• Your objective
Could you print every record below exactly as it appears?

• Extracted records
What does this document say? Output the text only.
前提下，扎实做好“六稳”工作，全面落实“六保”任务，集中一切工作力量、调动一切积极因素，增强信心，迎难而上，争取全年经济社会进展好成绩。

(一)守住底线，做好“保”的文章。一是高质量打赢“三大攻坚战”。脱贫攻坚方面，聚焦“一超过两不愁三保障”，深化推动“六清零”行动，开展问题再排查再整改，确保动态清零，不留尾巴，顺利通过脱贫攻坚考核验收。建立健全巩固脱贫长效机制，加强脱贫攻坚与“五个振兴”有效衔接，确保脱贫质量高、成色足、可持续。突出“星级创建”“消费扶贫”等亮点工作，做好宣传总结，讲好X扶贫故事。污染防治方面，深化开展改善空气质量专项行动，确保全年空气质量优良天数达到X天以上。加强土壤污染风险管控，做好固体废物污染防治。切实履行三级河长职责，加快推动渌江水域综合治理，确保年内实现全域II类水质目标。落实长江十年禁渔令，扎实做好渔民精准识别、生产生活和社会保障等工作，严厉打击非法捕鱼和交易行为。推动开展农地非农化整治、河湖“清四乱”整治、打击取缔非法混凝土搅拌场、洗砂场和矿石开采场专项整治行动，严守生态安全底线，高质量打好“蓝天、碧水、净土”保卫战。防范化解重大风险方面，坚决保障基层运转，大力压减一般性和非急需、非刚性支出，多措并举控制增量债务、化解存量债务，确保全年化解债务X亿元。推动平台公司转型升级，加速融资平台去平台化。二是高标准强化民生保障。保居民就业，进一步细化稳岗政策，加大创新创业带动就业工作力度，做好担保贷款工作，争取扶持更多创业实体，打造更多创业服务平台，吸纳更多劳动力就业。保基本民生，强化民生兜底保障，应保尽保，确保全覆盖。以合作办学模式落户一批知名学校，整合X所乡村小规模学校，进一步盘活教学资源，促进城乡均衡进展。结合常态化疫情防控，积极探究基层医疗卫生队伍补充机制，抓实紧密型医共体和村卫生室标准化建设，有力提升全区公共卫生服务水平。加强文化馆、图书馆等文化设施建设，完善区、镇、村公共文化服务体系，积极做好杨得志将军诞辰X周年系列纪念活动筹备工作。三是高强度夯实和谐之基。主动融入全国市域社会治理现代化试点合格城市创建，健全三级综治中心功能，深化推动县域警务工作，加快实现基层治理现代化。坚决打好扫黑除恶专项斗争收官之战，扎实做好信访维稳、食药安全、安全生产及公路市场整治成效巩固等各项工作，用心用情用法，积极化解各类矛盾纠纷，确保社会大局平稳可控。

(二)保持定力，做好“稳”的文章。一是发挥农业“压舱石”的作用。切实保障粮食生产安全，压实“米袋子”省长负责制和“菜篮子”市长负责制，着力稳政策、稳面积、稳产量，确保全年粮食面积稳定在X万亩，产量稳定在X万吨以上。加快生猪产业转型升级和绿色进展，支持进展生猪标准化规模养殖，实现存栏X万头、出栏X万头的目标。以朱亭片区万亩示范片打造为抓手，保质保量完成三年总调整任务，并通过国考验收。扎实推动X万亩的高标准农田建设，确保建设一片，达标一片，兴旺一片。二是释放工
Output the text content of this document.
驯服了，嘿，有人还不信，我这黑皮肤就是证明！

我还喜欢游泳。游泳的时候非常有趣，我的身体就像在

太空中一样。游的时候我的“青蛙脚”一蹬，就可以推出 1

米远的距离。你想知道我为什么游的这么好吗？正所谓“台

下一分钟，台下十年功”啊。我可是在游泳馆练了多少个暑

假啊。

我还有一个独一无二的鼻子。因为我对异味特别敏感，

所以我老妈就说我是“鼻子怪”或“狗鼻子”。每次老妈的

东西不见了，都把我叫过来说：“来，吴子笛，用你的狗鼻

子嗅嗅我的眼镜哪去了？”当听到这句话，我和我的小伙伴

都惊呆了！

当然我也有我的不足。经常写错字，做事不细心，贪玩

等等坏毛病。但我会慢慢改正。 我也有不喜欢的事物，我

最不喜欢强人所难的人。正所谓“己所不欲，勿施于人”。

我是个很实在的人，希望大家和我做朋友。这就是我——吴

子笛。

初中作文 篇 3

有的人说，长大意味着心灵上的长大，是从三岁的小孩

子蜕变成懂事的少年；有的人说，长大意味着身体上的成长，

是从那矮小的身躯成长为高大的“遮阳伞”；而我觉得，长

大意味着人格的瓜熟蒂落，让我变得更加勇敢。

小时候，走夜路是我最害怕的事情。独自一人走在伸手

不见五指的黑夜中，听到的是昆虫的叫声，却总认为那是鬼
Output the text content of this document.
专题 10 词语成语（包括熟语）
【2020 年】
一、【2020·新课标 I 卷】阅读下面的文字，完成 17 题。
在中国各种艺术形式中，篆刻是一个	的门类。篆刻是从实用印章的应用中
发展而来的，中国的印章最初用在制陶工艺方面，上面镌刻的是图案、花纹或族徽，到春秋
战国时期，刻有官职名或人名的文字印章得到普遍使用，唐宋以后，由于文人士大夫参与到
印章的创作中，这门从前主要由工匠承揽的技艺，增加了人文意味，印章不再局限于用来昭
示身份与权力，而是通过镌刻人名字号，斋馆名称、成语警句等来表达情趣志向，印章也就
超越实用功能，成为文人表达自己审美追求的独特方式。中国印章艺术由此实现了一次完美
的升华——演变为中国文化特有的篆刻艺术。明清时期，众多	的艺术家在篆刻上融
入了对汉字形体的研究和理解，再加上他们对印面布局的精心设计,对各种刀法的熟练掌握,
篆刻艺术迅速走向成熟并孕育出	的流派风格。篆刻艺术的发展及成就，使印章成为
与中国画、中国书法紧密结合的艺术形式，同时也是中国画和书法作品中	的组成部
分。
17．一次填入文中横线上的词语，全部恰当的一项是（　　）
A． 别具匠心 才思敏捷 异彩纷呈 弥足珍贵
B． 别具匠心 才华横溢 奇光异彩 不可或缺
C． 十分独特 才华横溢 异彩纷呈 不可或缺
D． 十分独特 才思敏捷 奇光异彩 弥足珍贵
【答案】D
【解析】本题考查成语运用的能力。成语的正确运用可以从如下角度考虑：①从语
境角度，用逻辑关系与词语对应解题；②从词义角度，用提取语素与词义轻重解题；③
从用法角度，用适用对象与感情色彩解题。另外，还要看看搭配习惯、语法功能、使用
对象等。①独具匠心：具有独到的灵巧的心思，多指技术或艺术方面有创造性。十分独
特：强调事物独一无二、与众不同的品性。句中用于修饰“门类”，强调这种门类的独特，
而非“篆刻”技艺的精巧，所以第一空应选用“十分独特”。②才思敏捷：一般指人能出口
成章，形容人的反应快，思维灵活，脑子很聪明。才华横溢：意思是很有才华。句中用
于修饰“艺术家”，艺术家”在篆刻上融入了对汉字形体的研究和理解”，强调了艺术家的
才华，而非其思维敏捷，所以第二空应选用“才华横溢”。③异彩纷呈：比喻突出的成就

• Exercise result
What does this document say? Output the text only.
前提下，扎实做好“六稳”工作，全面落实“六保”任务，集中一切工作力量、调动一切积极因素，增强信心，迎难而上，争取全年经济社会进展好成绩。

(一)守住底线，做好“保”的文章。一是高质量打赢“三大攻坚战”。脱贫攻坚方面，聚焦“一超过两不愁三保障”，深化推动“六清零”行动，开展问题再排查再整改，确保动态清零，不留尾巴，顺利通过脱贫攻坚考核验收。建立健全巩固脱贫长效机制，加强脱贫攻坚与“五个振兴”有效衔接，确保脱贫质量高、成色足、可持续。突出“星级创建”“消费扶贫”等亮点工作，做好宣传总结，讲好X扶贫故事。污染防治方面，深化开展改善空气质量专项行动，确保全年空气质量优良天数达到X天以上。加强土壤污染风险管控，做好固体废物污染防治。切实履行三级河长职责，加快推动渌江水域综合治理，确保年内实现全域II类水质目标。落实长江十年禁渔令，扎实做好渔民精准识别、生产生活和社会保障等工作，严厉打击非法捕鱼和交易行为。推动开展农地非农化整治、河湖“清四乱”整治、打击取缔非法混凝土搅拌场、洗砂场和矿石开采场专项整治行动，严守生态安全底线，高质量打好“蓝天、碧水、净土”保卫战。防范化解重大风险方面，坚决保障基层运转，大力压减一般性和非急需、非刚性支出，多措并举控制增量债务、化解存量债务，确保全年化解债务X亿元。推动平台公司转型升级，加速融资平台去平台化。二是高标准强化民生保障。保居民就业，进一步细化稳岗政策，加大创新创业带动就业工作力度，做好担保贷款工作，争取扶持更多创业实体，打造更多创业服务平台，吸纳更多劳动力就业。保基本民生，强化民生兜底保障，应保尽保，确保全覆盖。以合作办学模式落户一批知名学校，整合X所乡村小规模学校，进一步盘活教学资源，促进城乡均衡进展。结合常态化疫情防控，积极探究基层医疗卫生队伍补充机制，抓实紧密型医共体和村卫生室标准化建设，有力提升全区公共卫生服务水平。加强文化馆、图书馆等文化设施建设，完善区、镇、村公共文化服务体系，积极做好杨得志将军诞辰X周年系列纪念活动筹备工作。三是高强度夯实和谐之基。主动融入全国市域社会治理现代化试点合格城市创建，健全三级综治中心功能，深化推动县域警务工作，加快实现基层治理现代化。坚决打好扫黑除恶专项斗争收官之战，扎实做好信访维稳、食药安全、安全生产及公路市场整治成效巩固等各项工作，用心用情用法，积极化解各类矛盾纠纷，确保社会大局平稳可控。

(二)保持定力，做好“稳”的文章。一是发挥农业“压舱石”的作用。切实保障粮食生产安全，压实“米袋子”省长负责制和“菜篮子”市长负责制，着力稳政策、稳面积、稳产量，确保全年粮食面积稳定在X万亩，产量稳定在X万吨以上。加快生猪产业转型升级和绿色进展，支持进展生猪标准化规模养殖，实现存栏X万头、出栏X万头的目标。以朱亭片区万亩示范片打造为抓手，保质保量完成三年总调整任务，并通过国考验收。扎实推动X万亩的高标准农田建设，确保建设一片，达标一片，兴旺一片。二是释放工
Output the text content of this document.
驯服了，嘿，有人还不信，我这黑皮肤就是证明！

我还喜欢游泳。游泳的时候非常有趣，我的身体就像在

太空中一样。游的时候我的“青蛙脚”一蹬，就可以推出 1

米远的距离。你想知道我为什么游的这么好吗？正所谓“台

下一分钟，台下十年功”啊。我可是在游泳馆练了多少个暑

假啊。

我还有一个独一无二的鼻子。因为我对异味特别敏感，

所以我老妈就说我是“鼻子怪”或“狗鼻子”。每次老妈的

东西不见了，都把我叫过来说：“来，吴子笛，用你的狗鼻

子嗅嗅我的眼镜哪去了？”当听到这句话，我和我的小伙伴

都惊呆了！

当然我也有我的不足。经常写错字，做事不细心，贪玩

等等坏毛病。但我会慢慢改正。 我也有不喜欢的事物，我

最不喜欢强人所难的人。正所谓“己所不欲，勿施于人”。

我是个很实在的人，希望大家和我做朋友。这就是我——吴

子笛。

初中作文 篇 3

有的人说，长大意味着心灵上的长大，是从三岁的小孩

子蜕变成懂事的少年；有的人说，长大意味着身体上的成长，

是从那矮小的身躯成长为高大的“遮阳伞”；而我觉得，长

大意味着人格的瓜熟蒂落，让我变得更加勇敢。

小时候，走夜路是我最害怕的事情。独自一人走在伸手

不见五指的黑夜中，听到的是昆虫的叫声，却总认为那是鬼
Output the text content of this document.
专题 10 词语成语（包括熟语）
【2020 年】
一、【2020·新课标 I 卷】阅读下面的文字，完成 17 题。
在中国各种艺术形式中，篆刻是一个	的门类。篆刻是从实用印章的应用中
发展而来的，中国的印章最初用在制陶工艺方面，上面镌刻的是图案、花纹或族徽，到春秋
战国时期，刻有官职名或人名的文字印章得到普遍使用，唐宋以后，由于文人士大夫参与到
印章的创作中，这门从前主要由工匠承揽的技艺，增加了人文意味，印章不再局限于用来昭
示身份与权力，而是通过镌刻人名字号，斋馆名称、成语警句等来表达情趣志向，印章也就
超越实用功能，成为文人表达自己审美追求的独特方式。中国印章艺术由此实现了一次完美
的升华——演变为中国文化特有的篆刻艺术。明清时期，众多	的艺术家在篆刻上融
入了对汉字形体的研究和理解，再加上他们对印面布局的精心设计,对各种刀法的熟练掌握,
篆刻艺术迅速走向成熟并孕育出	的流派风格。篆刻艺术的发展及成就，使印章成为
与中国画、中国书法紧密结合的艺术形式，同时也是中国画和书法作品中	的组成部
分。
17．一次填入文中横线上的词语，全部恰当的一项是（　　）
A． 别具匠心 才思敏捷 异彩纷呈 弥足珍贵
B． 别具匠心 才华横溢 奇光异彩 不可或缺
C． 十分独特 才华横溢 异彩纷呈 不可或缺
D． 十分独特 才思敏捷 奇光异彩 弥足珍贵
【答案】D
【解析】本题考查成语运用的能力。成语的正确运用可以从如下角度考虑：①从语
境角度，用逻辑关系与词语对应解题；②从词义角度，用提取语素与词义轻重解题；③
从用法角度，用适用对象与感情色彩解题。另外，还要看看搭配习惯、语法功能、使用
对象等。①独具匠心：具有独到的灵巧的心思，多指技术或艺术方面有创造性。十分独
特：强调事物独一无二、与众不同的品性。句中用于修饰“门类”，强调这种门类的独特，
而非“篆刻”技艺的精巧，所以第一空应选用“十分独特”。②才思敏捷：一般指人能出口
成章，形容人的反应快，思维灵活，脑子很聪明。才华横溢：意思是很有才华。句中用
于修饰“艺术家”，艺术家”在篆刻上融入了对汉字形体的研究和理解”，强调了艺术家的
才华，而非其思维敏捷，所以第二空应选用“才华横溢”。③异彩纷呈：比喻突出的成就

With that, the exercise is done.